Of the lines listed below, how many contain the string "CAVEAT"? Answer with the number alone.

Start of Task inputs

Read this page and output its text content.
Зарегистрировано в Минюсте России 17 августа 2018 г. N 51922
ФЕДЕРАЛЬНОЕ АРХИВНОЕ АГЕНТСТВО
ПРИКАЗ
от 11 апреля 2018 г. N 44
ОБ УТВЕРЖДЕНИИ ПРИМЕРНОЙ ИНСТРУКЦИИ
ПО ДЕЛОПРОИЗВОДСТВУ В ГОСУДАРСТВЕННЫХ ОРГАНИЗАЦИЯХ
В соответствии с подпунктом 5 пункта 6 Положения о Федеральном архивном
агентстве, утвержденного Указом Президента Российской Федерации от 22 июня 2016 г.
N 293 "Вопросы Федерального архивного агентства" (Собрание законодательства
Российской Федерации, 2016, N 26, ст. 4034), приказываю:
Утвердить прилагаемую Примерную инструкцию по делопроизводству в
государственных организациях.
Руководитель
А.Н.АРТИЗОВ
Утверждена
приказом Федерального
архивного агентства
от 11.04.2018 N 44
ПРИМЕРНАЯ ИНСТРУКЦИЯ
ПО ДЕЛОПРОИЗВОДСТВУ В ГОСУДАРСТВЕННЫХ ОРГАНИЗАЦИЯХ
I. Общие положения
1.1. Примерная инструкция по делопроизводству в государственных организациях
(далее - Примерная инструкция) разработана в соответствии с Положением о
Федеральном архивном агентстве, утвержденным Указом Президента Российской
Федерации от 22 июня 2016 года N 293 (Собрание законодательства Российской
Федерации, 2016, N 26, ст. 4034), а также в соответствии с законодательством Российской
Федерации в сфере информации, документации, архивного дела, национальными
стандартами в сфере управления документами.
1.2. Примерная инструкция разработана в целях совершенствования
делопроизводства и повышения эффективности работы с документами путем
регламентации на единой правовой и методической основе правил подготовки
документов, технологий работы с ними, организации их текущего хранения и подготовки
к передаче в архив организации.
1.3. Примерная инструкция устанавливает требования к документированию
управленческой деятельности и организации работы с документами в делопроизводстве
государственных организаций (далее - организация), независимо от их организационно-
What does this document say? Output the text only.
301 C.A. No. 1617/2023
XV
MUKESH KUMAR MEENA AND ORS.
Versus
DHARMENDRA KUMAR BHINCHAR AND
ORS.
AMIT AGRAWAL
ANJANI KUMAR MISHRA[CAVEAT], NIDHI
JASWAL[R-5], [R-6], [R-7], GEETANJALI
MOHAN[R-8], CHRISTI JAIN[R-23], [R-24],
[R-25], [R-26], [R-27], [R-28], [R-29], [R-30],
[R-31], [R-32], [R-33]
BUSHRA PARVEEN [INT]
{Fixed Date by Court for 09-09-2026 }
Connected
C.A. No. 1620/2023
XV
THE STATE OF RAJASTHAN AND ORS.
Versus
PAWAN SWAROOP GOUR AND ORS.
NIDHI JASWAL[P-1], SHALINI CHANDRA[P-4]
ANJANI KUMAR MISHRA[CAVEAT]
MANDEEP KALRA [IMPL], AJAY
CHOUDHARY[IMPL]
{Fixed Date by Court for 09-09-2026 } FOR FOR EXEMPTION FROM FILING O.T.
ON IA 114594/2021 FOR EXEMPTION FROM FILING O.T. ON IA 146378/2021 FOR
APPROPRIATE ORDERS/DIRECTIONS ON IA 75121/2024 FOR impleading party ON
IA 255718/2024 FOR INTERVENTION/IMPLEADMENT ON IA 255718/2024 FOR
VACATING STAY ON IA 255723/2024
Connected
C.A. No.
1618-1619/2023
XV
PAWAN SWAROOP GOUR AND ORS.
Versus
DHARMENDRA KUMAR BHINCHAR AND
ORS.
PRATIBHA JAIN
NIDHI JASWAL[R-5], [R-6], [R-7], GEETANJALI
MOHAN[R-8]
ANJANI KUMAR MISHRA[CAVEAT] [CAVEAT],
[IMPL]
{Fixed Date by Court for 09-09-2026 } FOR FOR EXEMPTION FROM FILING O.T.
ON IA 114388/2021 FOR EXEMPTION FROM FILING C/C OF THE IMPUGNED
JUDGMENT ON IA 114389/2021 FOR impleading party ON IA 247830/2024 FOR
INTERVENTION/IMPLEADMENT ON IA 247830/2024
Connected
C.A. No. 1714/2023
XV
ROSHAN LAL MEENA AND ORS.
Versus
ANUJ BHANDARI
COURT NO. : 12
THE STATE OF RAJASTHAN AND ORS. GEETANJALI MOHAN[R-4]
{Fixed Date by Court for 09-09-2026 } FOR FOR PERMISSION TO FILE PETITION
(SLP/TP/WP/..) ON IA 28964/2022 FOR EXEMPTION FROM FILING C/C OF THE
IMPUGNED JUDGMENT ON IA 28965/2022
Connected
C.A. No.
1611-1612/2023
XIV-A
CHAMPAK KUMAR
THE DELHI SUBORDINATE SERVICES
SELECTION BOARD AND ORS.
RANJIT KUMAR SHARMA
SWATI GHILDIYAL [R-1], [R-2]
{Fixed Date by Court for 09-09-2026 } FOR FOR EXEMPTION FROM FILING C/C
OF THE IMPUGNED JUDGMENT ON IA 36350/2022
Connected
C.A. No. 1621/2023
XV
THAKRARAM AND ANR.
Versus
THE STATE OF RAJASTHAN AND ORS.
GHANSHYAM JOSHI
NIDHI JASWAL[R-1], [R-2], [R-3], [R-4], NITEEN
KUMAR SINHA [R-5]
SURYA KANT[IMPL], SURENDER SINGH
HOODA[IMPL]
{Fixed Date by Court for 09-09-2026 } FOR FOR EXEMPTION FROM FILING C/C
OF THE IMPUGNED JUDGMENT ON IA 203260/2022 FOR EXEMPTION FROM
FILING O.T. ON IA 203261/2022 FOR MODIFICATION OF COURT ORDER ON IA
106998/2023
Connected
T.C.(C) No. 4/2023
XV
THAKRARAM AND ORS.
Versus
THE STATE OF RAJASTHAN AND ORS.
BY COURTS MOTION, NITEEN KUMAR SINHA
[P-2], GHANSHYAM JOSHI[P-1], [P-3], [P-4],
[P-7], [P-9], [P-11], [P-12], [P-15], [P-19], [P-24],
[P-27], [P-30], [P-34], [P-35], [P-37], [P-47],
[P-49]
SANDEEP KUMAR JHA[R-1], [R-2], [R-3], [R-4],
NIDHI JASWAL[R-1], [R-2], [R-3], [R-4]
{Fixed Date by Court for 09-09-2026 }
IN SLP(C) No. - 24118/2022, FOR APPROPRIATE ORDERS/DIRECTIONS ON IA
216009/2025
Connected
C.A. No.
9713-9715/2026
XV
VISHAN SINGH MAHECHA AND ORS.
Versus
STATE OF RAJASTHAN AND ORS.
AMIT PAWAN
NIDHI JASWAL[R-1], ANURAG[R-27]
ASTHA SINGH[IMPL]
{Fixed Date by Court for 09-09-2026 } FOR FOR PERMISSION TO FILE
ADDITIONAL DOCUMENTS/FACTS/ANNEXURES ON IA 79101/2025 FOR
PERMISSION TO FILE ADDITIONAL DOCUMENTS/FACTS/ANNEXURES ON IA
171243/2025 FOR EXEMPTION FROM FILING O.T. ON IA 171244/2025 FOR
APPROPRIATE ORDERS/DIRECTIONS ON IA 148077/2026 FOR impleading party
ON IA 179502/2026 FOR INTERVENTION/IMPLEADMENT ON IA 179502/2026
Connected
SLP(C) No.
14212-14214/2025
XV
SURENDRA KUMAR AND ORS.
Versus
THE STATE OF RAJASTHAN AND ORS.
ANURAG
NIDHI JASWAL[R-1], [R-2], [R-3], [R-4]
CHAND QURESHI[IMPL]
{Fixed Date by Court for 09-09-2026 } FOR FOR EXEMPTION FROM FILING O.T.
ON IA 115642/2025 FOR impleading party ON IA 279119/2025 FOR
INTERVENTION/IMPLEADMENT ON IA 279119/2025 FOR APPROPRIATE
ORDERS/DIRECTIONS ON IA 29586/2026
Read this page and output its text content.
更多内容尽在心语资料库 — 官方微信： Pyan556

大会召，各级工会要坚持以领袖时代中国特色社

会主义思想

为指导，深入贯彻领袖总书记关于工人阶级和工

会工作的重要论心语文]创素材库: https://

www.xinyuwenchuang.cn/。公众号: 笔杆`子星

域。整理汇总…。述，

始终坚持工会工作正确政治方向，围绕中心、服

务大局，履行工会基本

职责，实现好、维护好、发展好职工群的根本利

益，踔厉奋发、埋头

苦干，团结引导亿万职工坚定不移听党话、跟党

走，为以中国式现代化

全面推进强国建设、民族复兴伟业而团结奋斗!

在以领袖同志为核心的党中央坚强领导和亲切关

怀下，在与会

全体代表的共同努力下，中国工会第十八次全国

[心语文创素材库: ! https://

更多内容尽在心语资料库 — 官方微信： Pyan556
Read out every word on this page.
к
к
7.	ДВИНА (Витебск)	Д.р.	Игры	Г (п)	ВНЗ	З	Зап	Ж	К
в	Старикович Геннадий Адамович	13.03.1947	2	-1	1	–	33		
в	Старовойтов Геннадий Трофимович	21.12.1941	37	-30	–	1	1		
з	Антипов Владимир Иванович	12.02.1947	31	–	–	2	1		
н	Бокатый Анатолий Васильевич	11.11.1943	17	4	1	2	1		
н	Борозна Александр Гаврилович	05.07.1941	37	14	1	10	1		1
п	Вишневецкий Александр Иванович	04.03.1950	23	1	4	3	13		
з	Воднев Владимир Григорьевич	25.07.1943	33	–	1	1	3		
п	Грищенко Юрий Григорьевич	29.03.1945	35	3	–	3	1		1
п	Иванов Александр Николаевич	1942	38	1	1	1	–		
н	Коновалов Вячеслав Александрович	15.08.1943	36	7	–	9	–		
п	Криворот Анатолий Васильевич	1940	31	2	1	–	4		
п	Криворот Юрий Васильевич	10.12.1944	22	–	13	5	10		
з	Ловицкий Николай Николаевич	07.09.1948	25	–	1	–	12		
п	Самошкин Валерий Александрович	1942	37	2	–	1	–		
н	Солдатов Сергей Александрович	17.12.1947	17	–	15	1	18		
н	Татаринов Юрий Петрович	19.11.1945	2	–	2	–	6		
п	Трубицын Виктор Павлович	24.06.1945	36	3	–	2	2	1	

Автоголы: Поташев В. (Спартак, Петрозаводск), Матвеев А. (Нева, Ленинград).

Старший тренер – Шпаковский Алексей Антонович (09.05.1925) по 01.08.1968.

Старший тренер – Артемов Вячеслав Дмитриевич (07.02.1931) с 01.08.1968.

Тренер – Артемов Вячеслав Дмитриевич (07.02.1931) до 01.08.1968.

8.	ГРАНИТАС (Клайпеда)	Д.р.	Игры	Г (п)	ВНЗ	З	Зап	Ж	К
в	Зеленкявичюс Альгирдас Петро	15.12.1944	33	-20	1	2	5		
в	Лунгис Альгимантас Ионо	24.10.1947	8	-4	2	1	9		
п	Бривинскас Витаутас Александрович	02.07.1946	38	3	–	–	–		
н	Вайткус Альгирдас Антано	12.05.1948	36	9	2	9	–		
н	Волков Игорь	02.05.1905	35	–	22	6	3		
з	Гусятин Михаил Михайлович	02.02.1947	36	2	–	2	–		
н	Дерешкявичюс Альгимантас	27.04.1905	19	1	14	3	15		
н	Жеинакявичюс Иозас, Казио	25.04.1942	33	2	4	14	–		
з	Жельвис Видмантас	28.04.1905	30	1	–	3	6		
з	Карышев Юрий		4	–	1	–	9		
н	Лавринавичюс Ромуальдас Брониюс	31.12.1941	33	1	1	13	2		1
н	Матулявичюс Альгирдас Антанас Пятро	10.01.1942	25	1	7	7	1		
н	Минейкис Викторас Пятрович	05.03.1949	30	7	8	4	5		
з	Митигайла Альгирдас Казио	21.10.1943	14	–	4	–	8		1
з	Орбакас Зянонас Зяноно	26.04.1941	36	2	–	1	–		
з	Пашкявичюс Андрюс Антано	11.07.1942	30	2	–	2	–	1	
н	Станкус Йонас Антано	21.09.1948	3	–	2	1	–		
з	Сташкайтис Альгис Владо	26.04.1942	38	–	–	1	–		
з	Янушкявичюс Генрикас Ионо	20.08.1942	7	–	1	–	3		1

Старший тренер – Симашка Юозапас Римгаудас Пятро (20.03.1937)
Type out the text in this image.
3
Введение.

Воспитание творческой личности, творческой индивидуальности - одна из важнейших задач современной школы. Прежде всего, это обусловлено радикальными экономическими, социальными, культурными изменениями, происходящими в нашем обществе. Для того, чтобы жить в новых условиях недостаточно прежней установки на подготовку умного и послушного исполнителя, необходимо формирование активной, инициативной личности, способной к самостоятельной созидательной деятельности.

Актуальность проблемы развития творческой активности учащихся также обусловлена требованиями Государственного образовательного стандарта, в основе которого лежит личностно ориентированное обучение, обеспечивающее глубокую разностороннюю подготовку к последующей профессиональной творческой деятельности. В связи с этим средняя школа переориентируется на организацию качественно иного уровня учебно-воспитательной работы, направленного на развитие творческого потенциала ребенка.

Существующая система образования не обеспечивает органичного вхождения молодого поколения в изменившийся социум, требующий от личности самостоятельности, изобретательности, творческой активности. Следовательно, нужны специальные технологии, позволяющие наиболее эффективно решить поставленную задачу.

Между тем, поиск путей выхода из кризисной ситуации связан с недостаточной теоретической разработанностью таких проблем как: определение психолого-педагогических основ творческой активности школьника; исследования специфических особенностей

End of Task inputs

*Solved exercise*. 3